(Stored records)
━━━━━━━━━━━━━━━━━━━━━━━━━━━━━━

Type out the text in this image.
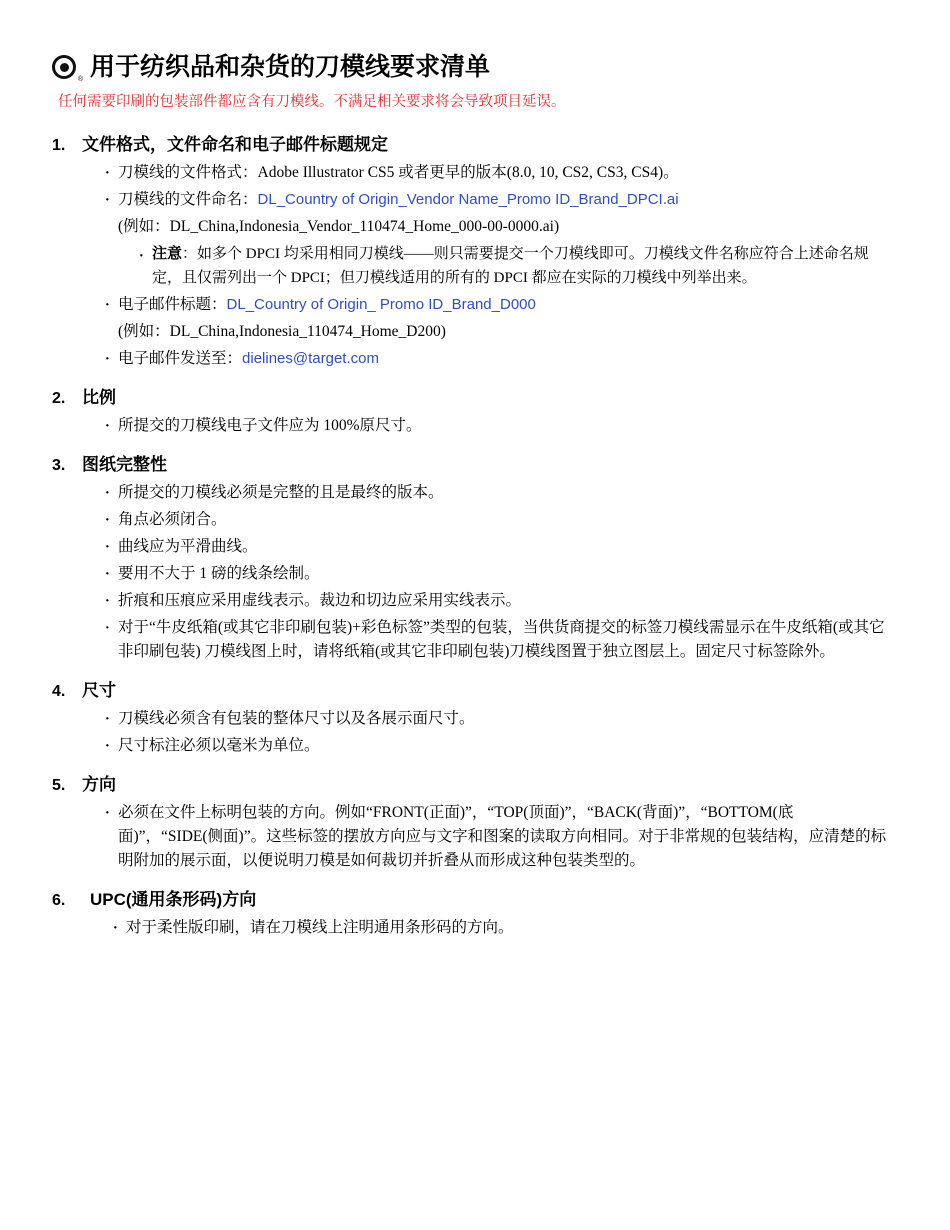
® 用于纺织品和杂货的刀模线要求清单

任何需要印刷的包装部件都应含有刀模线。不满足相关要求将会导致项目延误。

1. 文件格式，文件命名和电子邮件标题规定
· 刀模线的文件格式：Adobe Illustrator CS5 或者更早的版本(8.0, 10, CS2, CS3, CS4)。
· 刀模线的文件命名：DL_Country of Origin_Vendor Name_Promo ID_Brand_DPCI.ai
(例如：DL_China,Indonesia_Vendor_110474_Home_000-00-0000.ai)
· 注意：如多个 DPCI 均采用相同刀模线——则只需要提交一个刀模线即可。刀模线文件名称应符合上述命名规定，且仅需列出一个 DPCI；但刀模线适用的所有的 DPCI 都应在实际的刀模线中列举出来。
· 电子邮件标题：DL_Country of Origin_ Promo ID_Brand_D000
(例如：DL_China,Indonesia_110474_Home_D200)
· 电子邮件发送至：dielines@target.com
2. 比例
· 所提交的刀模线电子文件应为 100%原尺寸。
3. 图纸完整性
· 所提交的刀模线必须是完整的且是最终的版本。
· 角点必须闭合。
· 曲线应为平滑曲线。
· 要用不大于 1 磅的线条绘制。
· 折痕和压痕应采用虚线表示。裁边和切边应采用实线表示。
· 对于“牛皮纸箱(或其它非印刷包装)+彩色标签”类型的包装，当供货商提交的标签刀模线需显示在牛皮纸箱(或其它非印刷包装) 刀模线图上时，请将纸箱(或其它非印刷包装)刀模线图置于独立图层上。固定尺寸标签除外。
4. 尺寸
· 刀模线必须含有包装的整体尺寸以及各展示面尺寸。
· 尺寸标注必须以毫米为单位。
5. 方向
· 必须在文件上标明包装的方向。例如“FRONT(正面)”，“TOP(顶面)”，“BACK(背面)”，“BOTTOM(底面)”，“SIDE(侧面)”。这些标签的摆放方向应与文字和图案的读取方向相同。对于非常规的包装结构，应清楚的标明附加的展示面，以便说明刀模是如何裁切并折叠从而形成这种包装类型的。
6.	UPC(通用条形码)方向
· 对于柔性版印刷，请在刀模线上注明通用条形码的方向。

━━━━━━━━━━━━━━━━━━━━━━━━━━━━━━

WRITTEN EXERCISE: In your copy of the records, include no pictures; repeat everything else exactly.

TASK SOLUTION:
Type out the text in this image.
® 用于纺织品和杂货的刀模线要求清单

任何需要印刷的包装部件都应含有刀模线。不满足相关要求将会导致项目延误。

1. 文件格式，文件命名和电子邮件标题规定
· 刀模线的文件格式：Adobe Illustrator CS5 或者更早的版本(8.0, 10, CS2, CS3, CS4)。
· 刀模线的文件命名：DL_Country of Origin_Vendor Name_Promo ID_Brand_DPCI.ai
(例如：DL_China,Indonesia_Vendor_110474_Home_000-00-0000.ai)
· 注意：如多个 DPCI 均采用相同刀模线——则只需要提交一个刀模线即可。刀模线文件名称应符合上述命名规定，且仅需列出一个 DPCI；但刀模线适用的所有的 DPCI 都应在实际的刀模线中列举出来。
· 电子邮件标题：DL_Country of Origin_ Promo ID_Brand_D000
(例如：DL_China,Indonesia_110474_Home_D200)
· 电子邮件发送至：dielines@target.com
2. 比例
· 所提交的刀模线电子文件应为 100%原尺寸。
3. 图纸完整性
· 所提交的刀模线必须是完整的且是最终的版本。
· 角点必须闭合。
· 曲线应为平滑曲线。
· 要用不大于 1 磅的线条绘制。
· 折痕和压痕应采用虚线表示。裁边和切边应采用实线表示。
· 对于“牛皮纸箱(或其它非印刷包装)+彩色标签”类型的包装，当供货商提交的标签刀模线需显示在牛皮纸箱(或其它非印刷包装) 刀模线图上时，请将纸箱(或其它非印刷包装)刀模线图置于独立图层上。固定尺寸标签除外。
4. 尺寸
· 刀模线必须含有包装的整体尺寸以及各展示面尺寸。
· 尺寸标注必须以毫米为单位。
5. 方向
· 必须在文件上标明包装的方向。例如“FRONT(正面)”，“TOP(顶面)”，“BACK(背面)”，“BOTTOM(底面)”，“SIDE(侧面)”。这些标签的摆放方向应与文字和图案的读取方向相同。对于非常规的包装结构，应清楚的标明附加的展示面，以便说明刀模是如何裁切并折叠从而形成这种包装类型的。
6.	UPC(通用条形码)方向
· 对于柔性版印刷，请在刀模线上注明通用条形码的方向。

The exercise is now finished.